WHAT IS REQUIRED:
Reproduce the records below verbatim, from the line containing "Annotate this image: element" through the line containing "saavbnrl-checkbox[interactable] bbox=[741, 1038, 755, 1053]", with both ends included. Leave the pictures out.

RECORDS SUPPLIED:
%%

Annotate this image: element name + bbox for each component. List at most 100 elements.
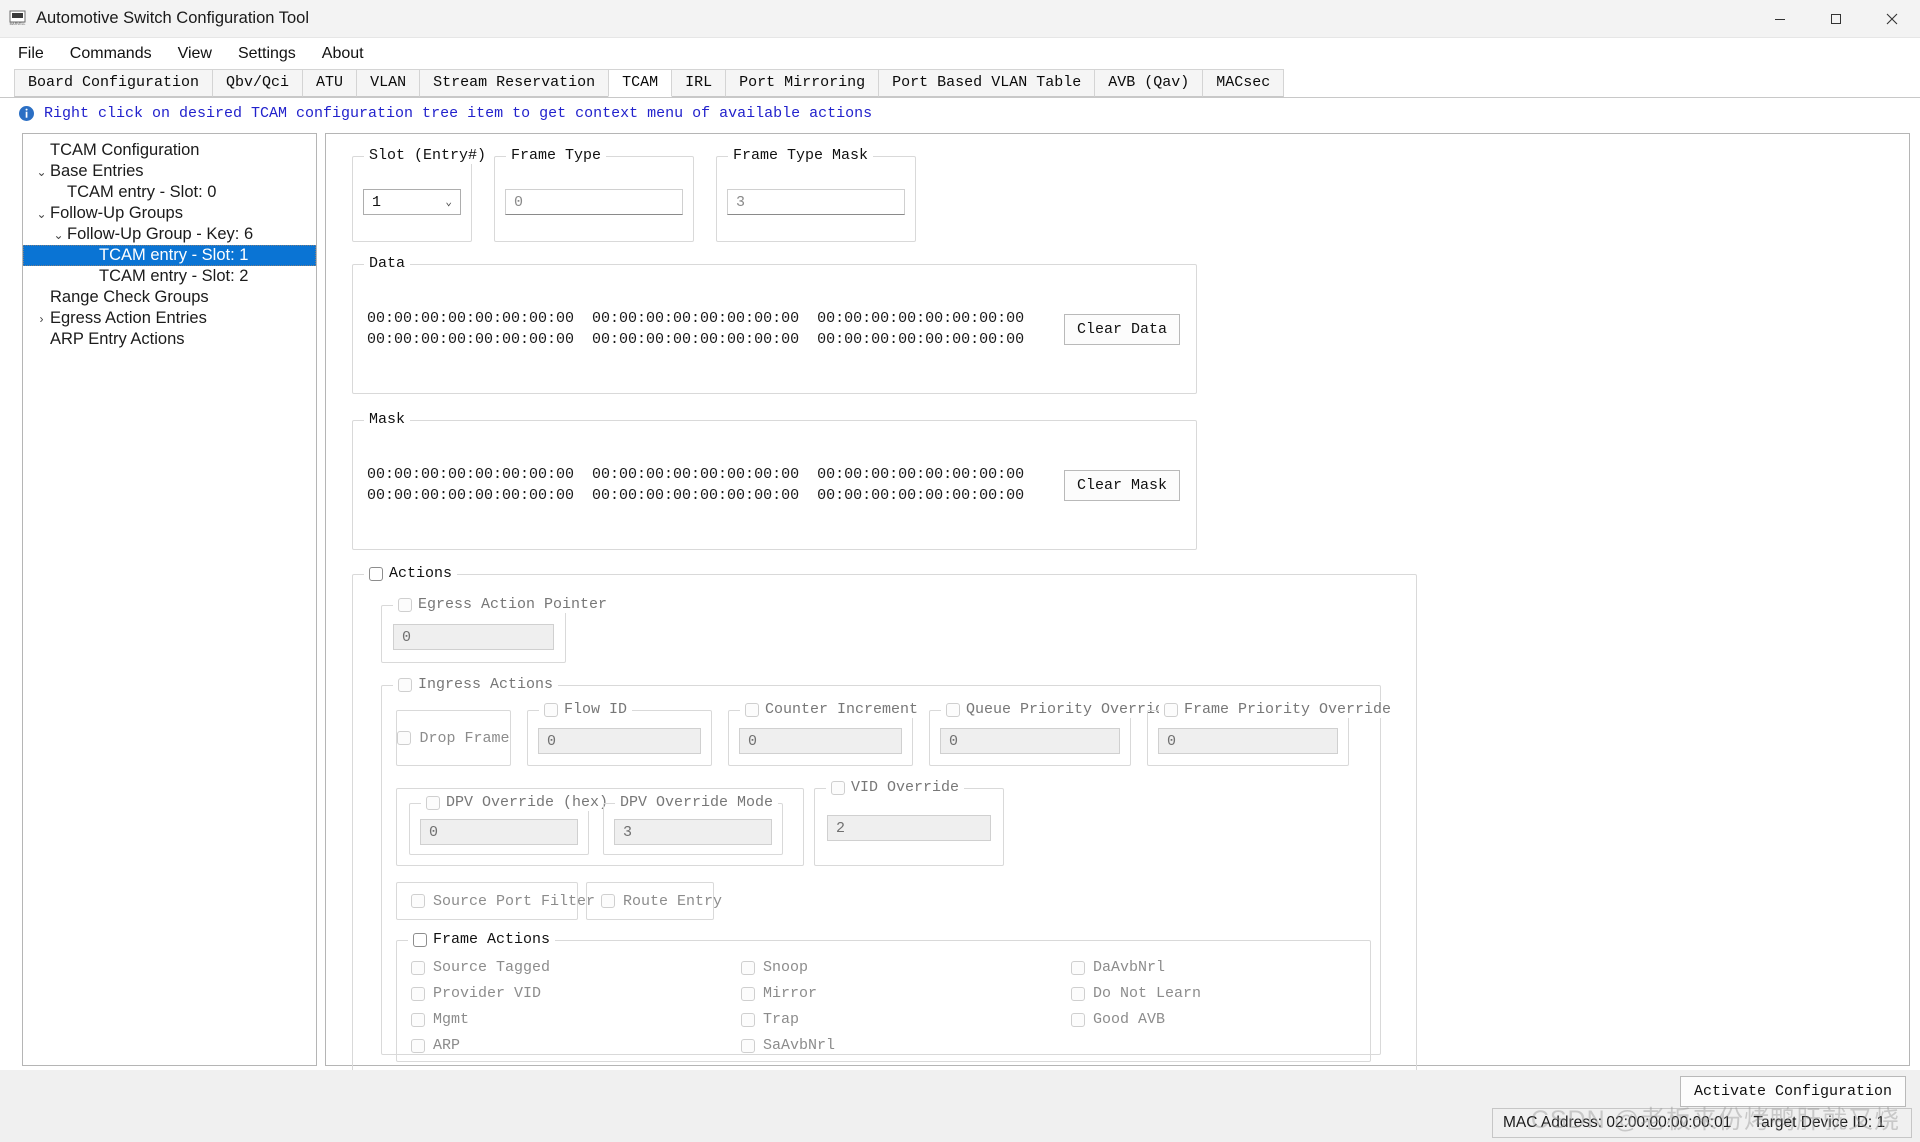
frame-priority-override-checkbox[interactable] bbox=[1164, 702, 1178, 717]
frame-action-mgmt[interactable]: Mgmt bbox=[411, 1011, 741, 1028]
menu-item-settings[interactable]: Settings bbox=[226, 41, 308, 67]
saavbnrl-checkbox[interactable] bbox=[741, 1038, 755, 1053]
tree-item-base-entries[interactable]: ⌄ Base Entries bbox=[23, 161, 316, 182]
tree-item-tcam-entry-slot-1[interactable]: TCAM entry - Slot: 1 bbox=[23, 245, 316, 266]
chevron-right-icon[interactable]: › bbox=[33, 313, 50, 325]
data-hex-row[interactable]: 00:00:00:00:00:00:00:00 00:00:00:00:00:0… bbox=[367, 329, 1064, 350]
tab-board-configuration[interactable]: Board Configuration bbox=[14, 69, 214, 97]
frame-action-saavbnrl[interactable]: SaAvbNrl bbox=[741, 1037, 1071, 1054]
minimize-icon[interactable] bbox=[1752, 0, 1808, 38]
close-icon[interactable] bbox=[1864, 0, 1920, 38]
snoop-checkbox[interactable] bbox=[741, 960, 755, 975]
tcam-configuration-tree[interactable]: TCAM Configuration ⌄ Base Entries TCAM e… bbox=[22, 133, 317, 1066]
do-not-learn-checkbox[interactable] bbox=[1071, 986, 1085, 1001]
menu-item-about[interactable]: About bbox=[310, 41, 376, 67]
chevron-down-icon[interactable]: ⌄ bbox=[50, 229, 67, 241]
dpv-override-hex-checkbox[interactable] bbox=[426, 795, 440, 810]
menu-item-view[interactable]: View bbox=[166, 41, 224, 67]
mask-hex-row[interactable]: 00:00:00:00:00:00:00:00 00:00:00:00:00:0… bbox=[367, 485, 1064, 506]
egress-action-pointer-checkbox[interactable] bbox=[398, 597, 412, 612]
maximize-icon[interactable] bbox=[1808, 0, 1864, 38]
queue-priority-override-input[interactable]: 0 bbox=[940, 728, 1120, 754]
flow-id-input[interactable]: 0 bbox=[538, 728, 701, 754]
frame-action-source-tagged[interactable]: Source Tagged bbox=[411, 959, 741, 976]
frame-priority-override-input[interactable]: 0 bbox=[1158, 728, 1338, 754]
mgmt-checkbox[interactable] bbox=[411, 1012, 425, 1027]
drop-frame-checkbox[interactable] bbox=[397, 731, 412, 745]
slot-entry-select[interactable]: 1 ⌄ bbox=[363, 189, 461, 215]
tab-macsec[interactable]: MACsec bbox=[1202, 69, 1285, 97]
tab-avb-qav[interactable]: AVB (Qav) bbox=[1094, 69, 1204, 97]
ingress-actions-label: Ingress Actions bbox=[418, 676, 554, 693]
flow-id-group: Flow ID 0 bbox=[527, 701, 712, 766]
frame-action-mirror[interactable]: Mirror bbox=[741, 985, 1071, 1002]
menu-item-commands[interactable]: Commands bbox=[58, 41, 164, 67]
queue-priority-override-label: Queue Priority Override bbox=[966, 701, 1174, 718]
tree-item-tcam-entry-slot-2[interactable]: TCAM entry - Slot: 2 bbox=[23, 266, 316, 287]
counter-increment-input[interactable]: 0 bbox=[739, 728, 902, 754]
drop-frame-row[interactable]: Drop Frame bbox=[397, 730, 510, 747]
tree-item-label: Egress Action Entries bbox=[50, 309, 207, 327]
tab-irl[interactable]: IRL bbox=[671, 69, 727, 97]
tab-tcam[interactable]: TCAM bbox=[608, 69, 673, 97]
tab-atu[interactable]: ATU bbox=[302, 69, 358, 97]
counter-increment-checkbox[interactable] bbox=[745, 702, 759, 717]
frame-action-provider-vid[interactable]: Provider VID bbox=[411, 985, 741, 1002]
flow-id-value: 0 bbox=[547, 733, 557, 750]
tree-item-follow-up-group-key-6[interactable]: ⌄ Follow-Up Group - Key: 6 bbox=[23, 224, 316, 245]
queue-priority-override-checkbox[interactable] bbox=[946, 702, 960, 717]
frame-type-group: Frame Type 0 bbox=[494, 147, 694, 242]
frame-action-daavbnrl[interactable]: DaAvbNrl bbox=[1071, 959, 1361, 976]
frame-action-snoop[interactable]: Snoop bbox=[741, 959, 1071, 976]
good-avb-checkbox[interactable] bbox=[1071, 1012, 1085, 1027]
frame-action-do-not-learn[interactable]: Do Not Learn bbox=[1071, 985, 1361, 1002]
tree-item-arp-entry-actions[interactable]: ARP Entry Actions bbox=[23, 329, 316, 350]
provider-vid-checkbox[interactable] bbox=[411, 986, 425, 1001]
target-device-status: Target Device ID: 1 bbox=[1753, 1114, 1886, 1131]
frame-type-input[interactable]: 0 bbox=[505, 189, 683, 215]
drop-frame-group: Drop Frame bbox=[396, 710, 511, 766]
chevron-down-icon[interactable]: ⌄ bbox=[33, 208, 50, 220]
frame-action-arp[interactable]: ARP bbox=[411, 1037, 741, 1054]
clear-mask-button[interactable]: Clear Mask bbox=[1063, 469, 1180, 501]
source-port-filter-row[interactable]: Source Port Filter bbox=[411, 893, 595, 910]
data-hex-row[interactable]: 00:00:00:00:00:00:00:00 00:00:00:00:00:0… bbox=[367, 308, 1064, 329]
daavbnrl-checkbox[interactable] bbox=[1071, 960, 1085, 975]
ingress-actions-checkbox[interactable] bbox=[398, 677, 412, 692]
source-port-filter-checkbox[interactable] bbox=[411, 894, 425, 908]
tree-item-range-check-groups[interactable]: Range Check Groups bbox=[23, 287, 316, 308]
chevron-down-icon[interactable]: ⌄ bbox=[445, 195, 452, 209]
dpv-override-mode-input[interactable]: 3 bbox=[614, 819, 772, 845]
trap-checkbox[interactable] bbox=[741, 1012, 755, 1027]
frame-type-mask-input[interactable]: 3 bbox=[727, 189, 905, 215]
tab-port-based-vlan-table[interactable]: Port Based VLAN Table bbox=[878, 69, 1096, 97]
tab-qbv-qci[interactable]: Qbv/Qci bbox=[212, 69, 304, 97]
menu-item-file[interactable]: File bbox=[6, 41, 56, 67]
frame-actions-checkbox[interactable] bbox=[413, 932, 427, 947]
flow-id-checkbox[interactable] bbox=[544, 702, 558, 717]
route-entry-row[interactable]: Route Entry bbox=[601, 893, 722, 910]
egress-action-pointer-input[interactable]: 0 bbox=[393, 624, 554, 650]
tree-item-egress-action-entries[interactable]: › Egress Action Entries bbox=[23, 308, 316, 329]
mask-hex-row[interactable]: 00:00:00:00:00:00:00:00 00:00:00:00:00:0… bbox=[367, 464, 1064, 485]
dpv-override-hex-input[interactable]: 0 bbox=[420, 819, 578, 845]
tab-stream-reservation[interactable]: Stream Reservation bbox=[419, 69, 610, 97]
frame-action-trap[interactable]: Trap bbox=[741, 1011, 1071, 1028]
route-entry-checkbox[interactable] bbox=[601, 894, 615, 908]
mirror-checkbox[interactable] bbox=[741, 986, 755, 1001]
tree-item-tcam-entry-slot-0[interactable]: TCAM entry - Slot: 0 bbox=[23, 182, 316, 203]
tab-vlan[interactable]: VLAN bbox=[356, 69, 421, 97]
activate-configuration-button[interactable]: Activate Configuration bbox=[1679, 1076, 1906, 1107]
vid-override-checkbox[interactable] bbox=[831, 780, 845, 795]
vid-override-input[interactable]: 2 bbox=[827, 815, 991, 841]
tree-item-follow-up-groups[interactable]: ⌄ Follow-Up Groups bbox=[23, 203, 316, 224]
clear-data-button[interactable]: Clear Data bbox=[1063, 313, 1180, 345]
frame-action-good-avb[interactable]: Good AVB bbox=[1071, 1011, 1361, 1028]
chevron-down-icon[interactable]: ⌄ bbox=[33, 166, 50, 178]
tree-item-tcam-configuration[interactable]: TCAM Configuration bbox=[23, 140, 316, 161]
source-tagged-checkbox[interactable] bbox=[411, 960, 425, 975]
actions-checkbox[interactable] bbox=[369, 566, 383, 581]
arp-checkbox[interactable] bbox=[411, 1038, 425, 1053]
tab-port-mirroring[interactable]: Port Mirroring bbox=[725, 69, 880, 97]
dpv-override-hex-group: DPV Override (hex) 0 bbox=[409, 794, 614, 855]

%%
%%

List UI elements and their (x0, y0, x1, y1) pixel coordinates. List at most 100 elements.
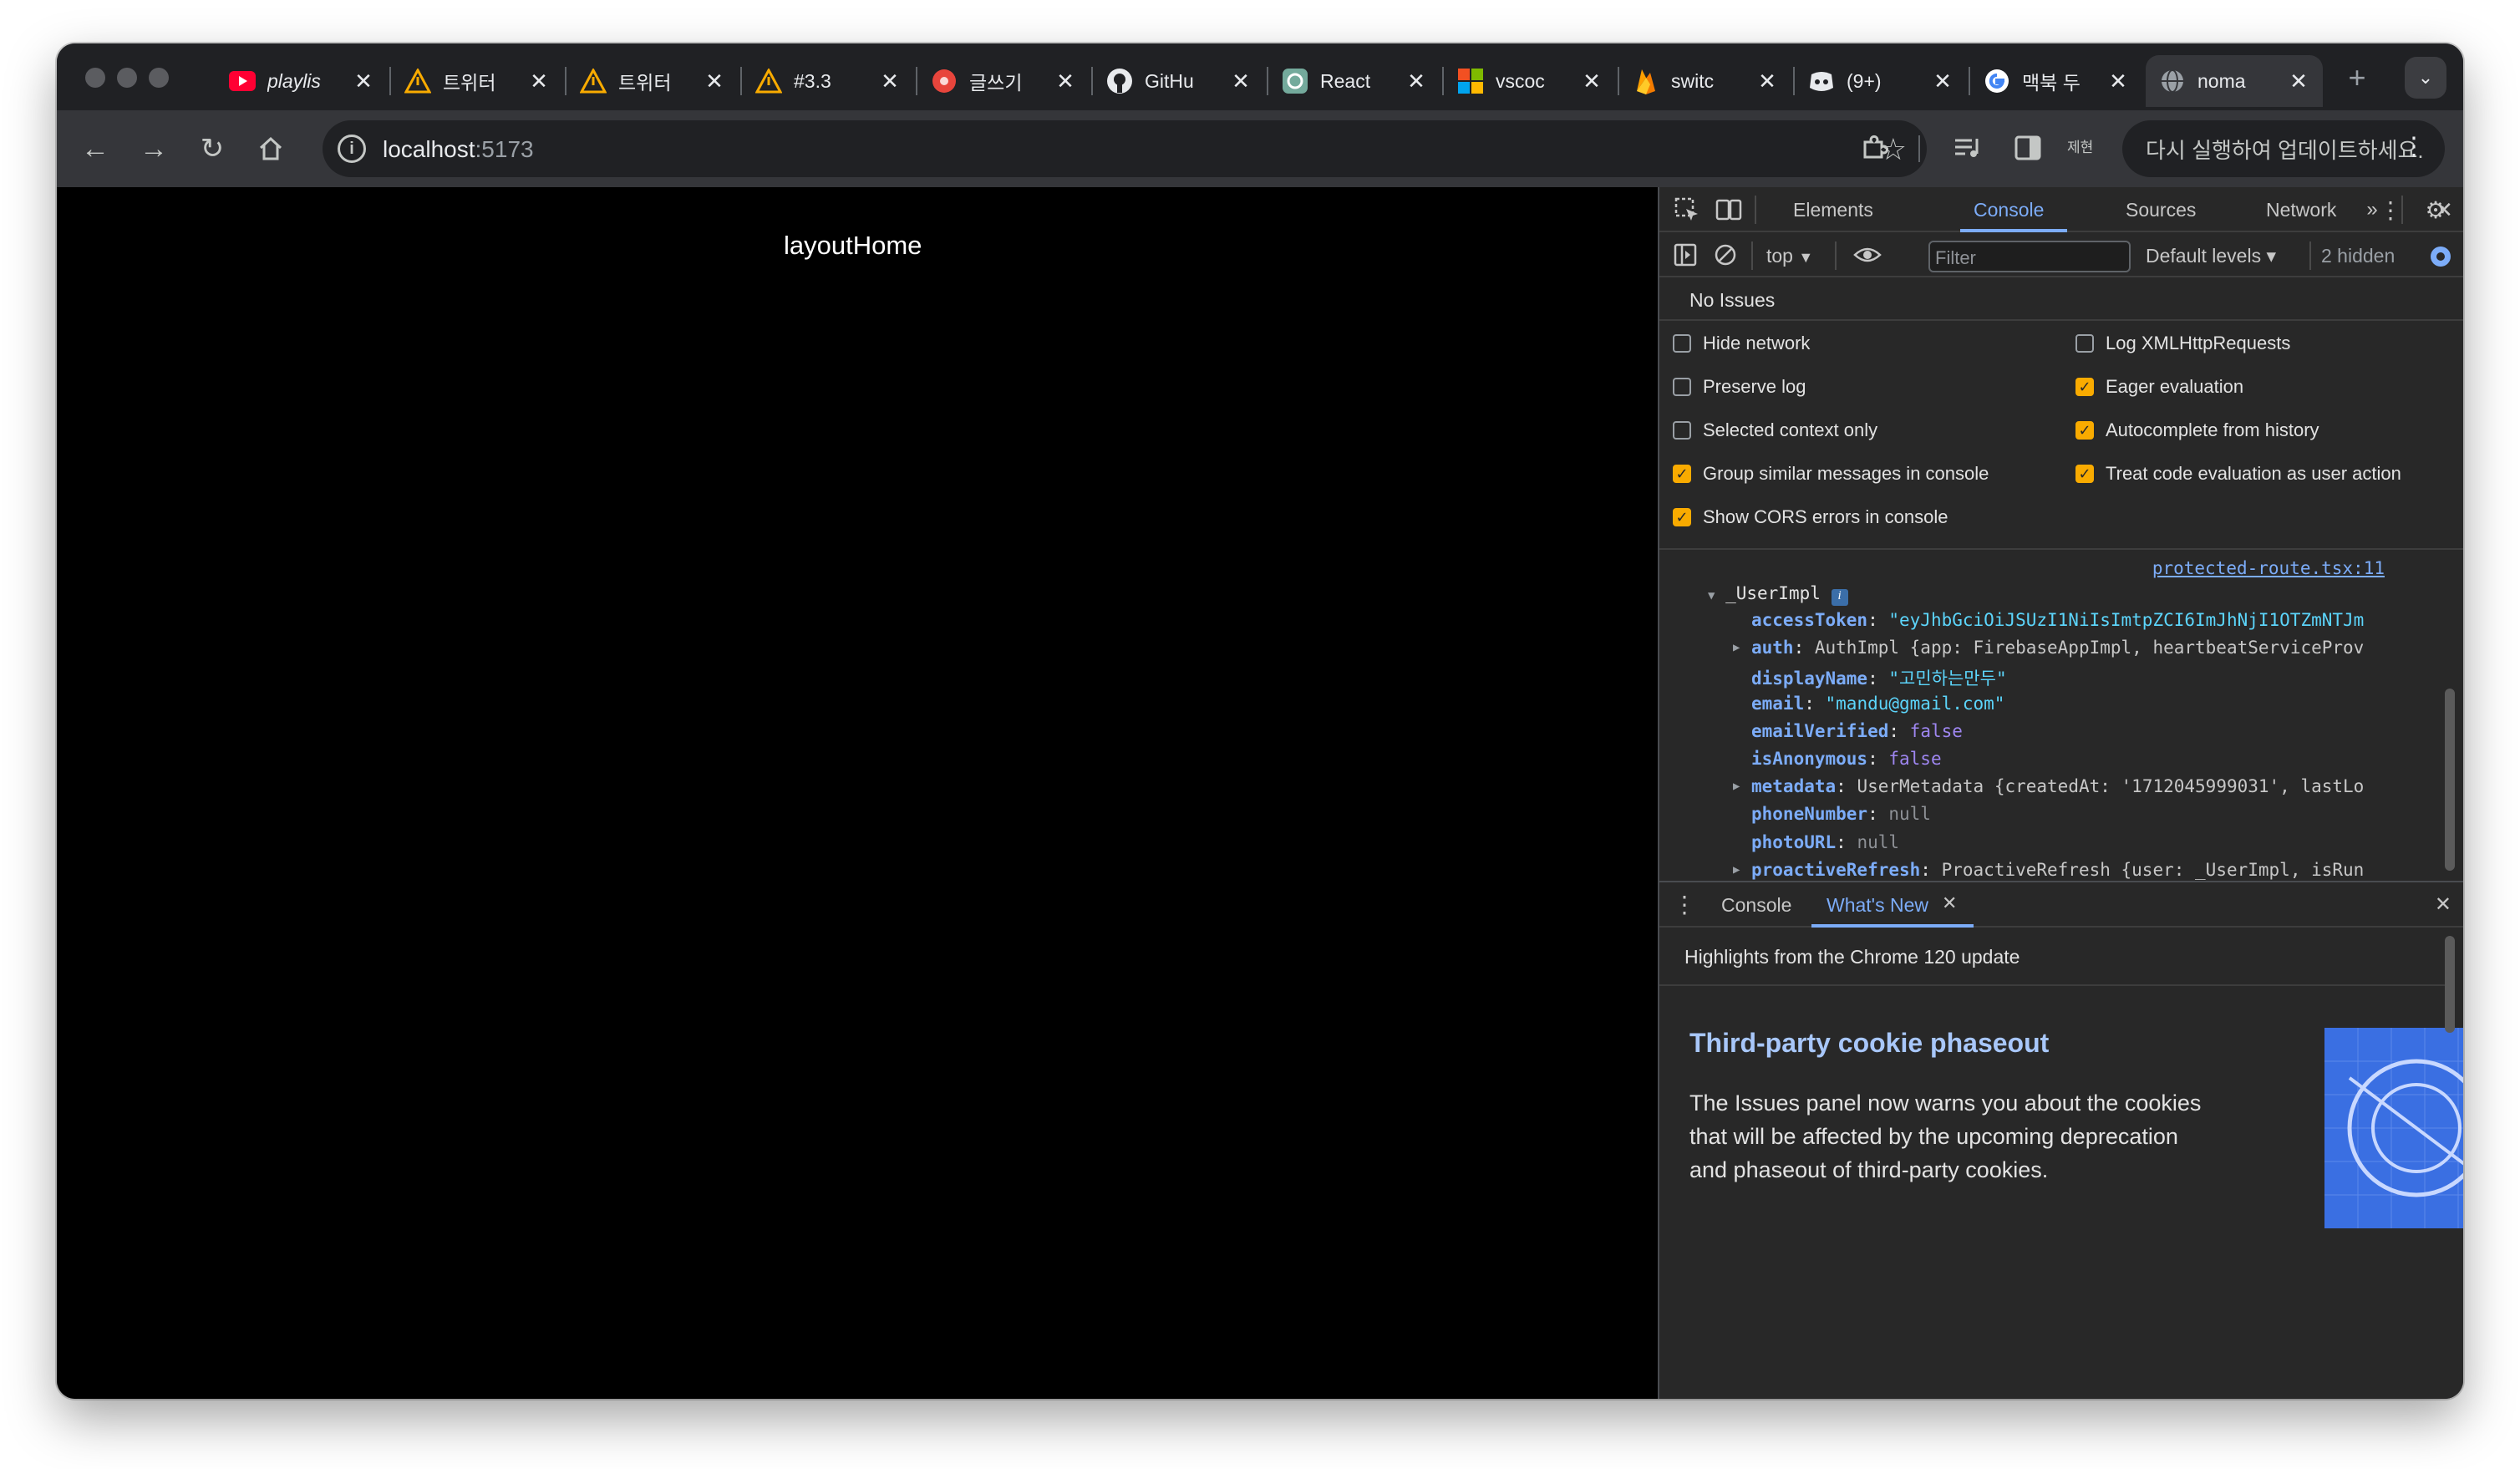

%%

PROBLEM SOLUTION:
Annotate this image: element name + bbox for each component. List at most 100 elements.
frame-priority-override-checkbox[interactable] bbox=[1164, 702, 1178, 717]
frame-action-mgmt[interactable]: Mgmt bbox=[411, 1011, 741, 1028]
menu-item-settings[interactable]: Settings bbox=[226, 41, 308, 67]
saavbnrl-checkbox[interactable] bbox=[741, 1038, 755, 1053]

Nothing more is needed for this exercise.